• EXERCISES:
- 1) Using the Flyers article, decide whether each statement agrees with it: (a) Fred Shero traveled behind the Iron Curtain during NHL offseasons; (b) Augie Kukulowicz was employed by the Flyers full-time; (c) Rudolf Tajcnar was 29 when the Flyers signed him. Answer yes or no for each, and quote the deciding words exactly.
- 2) Summarize the Flyers article in two sentences.
- 3) Please repeat the part of the Flyers article that opens with the words containing "THE SHERO INFLUENCE" and closes with "to the Flyers.".

• DOCUMENT SEGMENT:
Over the course of the Philadelphia Flyers history, the team has had some surprising connections to scouting and recruiting players from the former Czechoslovakia, even before the 1989 Velvet Revolution saw the fall of communism in the country and the creations of Czechia (Czech Republic) and Slovakia in 1993.
In a series of articles over the next several days, we will look at key events and players in the evolution of the Flyers' relationship with Czechoslovakian and Czech ice hockey.
THE SHERO INFLUENCE
Legendary Flyers head coach Fred Shero, never made any secret of his deep admiration for European hockey in general and Soviet hockey in particular. He was one of the few North American coaches to travel behind the Iron Curtain during NHL offseasons in order to study their methods of coaching and training. He brought back multiple practice drills he adapted to the Flyers.
As recounted in Jack Chevalier's "The Broad Street Bullies," Shero was also an ardent supporter of NHL teams becoming far more active in scouting and signing European talents.
"We should have more Europeans and Russians in the league," Shero told Chevalier in 1974. "But management [around the NHL] can't get it into their fat heads they're good enough to play. They always say, 'They lack this or they lack that.' What do they lack? Nothing, not even guts."
At Shero's insistence, the Flyers became one of the first NHL teams to employ a European scout -- Adolph "Augie" Kukulowicz -- on a part-time basis. It was also the Philadelphia organization that was the first NHL club to draft a Soviet-trained player - gifted but troubled and ill-fated Viktor Khatulev from Dinamo Riga - in the 1975 NHL Draft.
TRAGIC TALE OF 'RUDY'
On Nov. 6, 1977, the Flyers signed the first European-born and trained player in franchise history: a 29-year-old defenseman from the Slovakian portion of communist Czechoslovakia by the name of Rudolf Tajcnar (pronounced TIGHTS-nar).
Tajcnar was a standout defenseman for the Czechoslovakian national team, including the 1972 squad that won a bronze medal in the Winter Olympics in Sapporo, Japan. On the ice, he was a world-class talent but off-the-ice was a troubled soul who suffered from bouts of depression, anxiety and mental illness exacerbated by alcohol abuse.

• PROVIDED INFORMATION:
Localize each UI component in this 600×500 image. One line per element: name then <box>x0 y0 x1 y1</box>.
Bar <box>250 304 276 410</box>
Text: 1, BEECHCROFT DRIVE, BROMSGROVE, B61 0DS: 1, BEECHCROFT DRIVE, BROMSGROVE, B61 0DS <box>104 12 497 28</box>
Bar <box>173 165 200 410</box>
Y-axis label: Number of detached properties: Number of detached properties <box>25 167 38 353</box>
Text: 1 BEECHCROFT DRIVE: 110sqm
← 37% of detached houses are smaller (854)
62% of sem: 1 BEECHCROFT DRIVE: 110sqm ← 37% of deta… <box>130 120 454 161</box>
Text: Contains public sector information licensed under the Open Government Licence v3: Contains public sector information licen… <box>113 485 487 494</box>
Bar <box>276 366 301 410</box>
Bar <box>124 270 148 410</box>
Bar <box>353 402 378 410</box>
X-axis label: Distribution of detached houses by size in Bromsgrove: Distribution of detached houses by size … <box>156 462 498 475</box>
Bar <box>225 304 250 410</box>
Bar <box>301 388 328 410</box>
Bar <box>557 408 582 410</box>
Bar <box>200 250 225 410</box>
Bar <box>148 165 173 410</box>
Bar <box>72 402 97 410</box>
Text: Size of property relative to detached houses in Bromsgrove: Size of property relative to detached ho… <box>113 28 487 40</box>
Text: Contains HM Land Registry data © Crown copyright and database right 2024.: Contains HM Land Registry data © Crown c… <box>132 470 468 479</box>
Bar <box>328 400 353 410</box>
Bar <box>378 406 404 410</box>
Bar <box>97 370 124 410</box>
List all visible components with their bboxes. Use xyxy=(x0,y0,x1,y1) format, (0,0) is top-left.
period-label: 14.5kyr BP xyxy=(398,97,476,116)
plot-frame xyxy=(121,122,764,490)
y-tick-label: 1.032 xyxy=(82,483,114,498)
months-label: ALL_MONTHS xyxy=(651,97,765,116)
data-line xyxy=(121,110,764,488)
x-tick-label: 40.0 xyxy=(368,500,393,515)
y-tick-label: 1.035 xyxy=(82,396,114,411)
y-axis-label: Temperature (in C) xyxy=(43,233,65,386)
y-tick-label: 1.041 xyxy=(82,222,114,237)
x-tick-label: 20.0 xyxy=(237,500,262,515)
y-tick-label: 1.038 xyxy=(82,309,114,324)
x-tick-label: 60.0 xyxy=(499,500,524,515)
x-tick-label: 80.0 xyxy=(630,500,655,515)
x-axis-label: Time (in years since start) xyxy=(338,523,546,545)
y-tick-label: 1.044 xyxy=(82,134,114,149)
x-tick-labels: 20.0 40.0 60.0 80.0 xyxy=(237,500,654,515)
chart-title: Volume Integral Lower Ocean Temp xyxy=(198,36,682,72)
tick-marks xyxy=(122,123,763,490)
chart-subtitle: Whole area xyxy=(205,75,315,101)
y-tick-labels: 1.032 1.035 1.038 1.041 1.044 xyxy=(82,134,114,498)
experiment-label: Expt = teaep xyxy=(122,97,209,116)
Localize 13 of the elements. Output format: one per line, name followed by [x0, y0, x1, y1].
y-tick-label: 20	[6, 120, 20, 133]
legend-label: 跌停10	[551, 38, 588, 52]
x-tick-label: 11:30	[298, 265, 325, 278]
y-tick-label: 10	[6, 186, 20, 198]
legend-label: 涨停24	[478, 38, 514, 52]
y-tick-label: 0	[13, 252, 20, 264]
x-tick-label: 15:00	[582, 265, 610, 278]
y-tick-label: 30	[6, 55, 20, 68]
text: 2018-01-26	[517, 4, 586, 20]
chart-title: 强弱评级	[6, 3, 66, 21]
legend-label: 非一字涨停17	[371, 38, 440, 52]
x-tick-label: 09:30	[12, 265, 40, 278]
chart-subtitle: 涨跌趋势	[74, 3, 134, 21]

• RESULTS IN ORDER:
- 1)
(a) Yes: "He was one of the few North American coaches to travel behind the Iron Curtain during NHL offseasons"
(b) No: "on a part-time basis"
(c) Yes: "a 29-year-old defenseman"

- 2) The Philadelphia Flyers have had surprising connections to scouting and recruiting players from the former Czechoslovakia, and coach Fred Shero, an admirer of European hockey, had the team employ one of the NHL's first European scouts on a part-time basis. In 1977 the Flyers signed their first European-born and trained player, Slovakian-born defenseman Rudolf Tajcnar, a world-class talent on the ice who suffered off it from depression, anxiety and mental illness made worse by alcohol abuse.

- 3)
THE SHERO INFLUENCE
Legendary Flyers head coach Fred Shero, never made any secret of his deep admiration for European hockey in general and Soviet hockey in particular. He was one of the few North American coaches to travel behind the Iron Curtain during NHL offseasons in order to study their methods of coaching and training. He brought back multiple practice drills he adapted to the Flyers.